* START RAW RECORDS *

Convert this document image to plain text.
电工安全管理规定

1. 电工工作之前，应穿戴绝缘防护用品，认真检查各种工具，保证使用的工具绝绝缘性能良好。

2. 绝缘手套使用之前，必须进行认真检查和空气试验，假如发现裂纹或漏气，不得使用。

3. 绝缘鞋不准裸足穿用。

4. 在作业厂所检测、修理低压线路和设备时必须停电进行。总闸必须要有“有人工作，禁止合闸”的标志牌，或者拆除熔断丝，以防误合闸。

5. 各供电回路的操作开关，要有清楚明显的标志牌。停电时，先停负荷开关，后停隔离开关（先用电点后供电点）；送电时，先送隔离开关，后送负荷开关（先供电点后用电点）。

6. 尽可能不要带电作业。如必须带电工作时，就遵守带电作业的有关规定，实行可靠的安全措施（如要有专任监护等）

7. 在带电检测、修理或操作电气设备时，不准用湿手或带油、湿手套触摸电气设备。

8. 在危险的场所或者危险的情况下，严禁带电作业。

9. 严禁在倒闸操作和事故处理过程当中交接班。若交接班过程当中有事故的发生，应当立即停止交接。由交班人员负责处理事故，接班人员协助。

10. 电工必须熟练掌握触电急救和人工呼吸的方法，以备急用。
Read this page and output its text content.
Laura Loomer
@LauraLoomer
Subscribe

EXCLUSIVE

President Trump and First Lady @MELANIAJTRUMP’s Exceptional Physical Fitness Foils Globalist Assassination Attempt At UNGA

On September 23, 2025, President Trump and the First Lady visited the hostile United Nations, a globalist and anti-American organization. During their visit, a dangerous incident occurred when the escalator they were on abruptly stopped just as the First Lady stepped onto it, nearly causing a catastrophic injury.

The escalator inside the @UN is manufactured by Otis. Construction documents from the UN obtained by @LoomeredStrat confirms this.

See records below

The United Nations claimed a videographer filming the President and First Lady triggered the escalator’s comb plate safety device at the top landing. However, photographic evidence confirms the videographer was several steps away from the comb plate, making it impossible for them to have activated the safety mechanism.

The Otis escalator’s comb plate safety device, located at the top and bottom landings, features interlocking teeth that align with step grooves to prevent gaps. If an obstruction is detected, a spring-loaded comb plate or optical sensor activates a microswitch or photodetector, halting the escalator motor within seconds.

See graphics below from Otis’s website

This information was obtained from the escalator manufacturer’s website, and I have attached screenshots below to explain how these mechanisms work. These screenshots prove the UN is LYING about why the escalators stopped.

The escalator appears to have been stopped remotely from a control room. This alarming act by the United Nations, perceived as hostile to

* END RAW RECORDS *
* START RAW RECORDS *

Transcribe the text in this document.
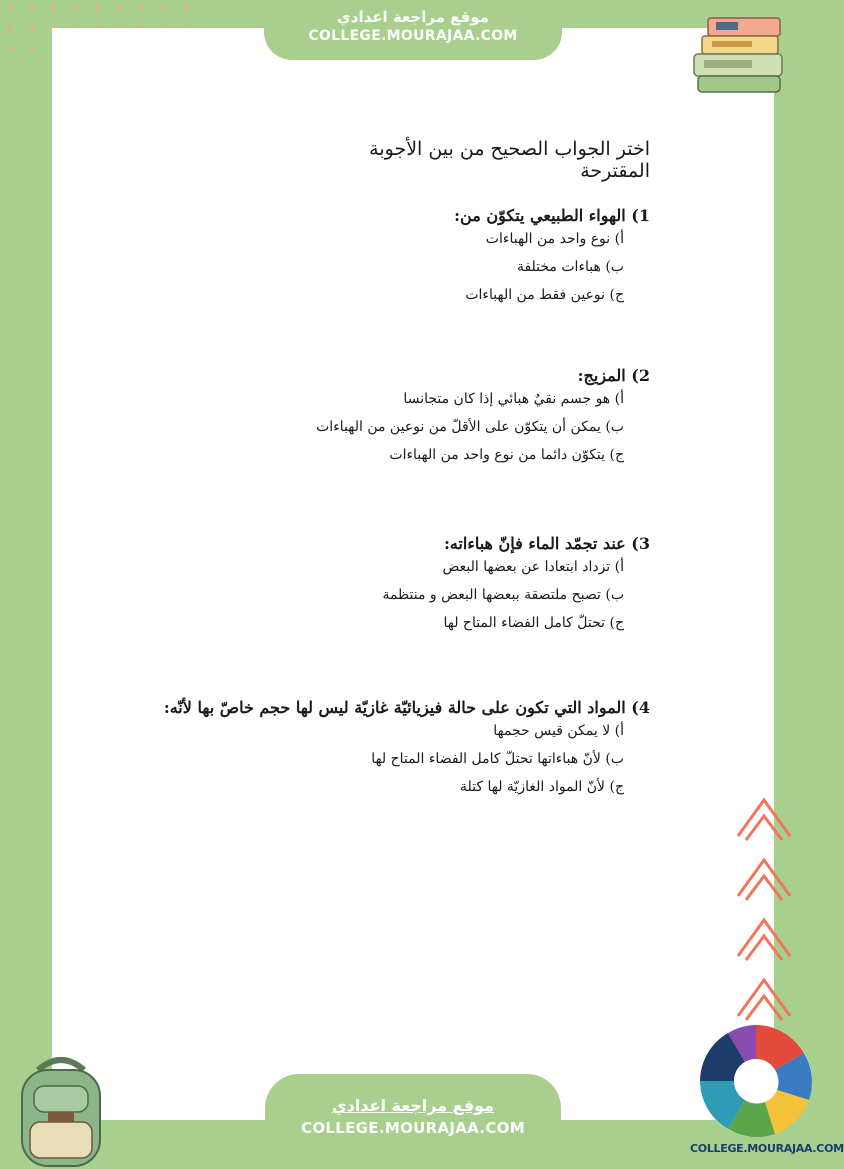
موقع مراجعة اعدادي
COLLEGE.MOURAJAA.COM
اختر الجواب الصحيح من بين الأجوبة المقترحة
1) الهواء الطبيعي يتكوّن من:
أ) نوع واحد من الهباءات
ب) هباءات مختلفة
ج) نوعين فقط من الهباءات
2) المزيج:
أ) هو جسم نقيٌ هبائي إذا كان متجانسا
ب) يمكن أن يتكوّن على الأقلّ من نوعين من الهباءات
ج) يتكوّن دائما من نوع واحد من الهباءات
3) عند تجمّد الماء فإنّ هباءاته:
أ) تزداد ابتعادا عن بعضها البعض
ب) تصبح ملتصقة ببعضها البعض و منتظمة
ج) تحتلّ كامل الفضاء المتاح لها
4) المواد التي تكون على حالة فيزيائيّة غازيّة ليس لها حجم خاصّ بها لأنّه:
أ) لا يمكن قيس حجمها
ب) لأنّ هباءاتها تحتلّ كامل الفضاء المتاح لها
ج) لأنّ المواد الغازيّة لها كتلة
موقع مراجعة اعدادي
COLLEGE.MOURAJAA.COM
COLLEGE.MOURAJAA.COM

* END RAW RECORDS *

* _WHAT IS NEEDED_:
Identify the lines of the data that contain the word "المواد". Copy each of them.

* _EXPECTED ANSWER_:
4) المواد التي تكون على حالة فيزيائيّة غازيّة ليس لها حجم خاصّ بها لأنّه:
ج) لأنّ المواد الغازيّة لها كتلة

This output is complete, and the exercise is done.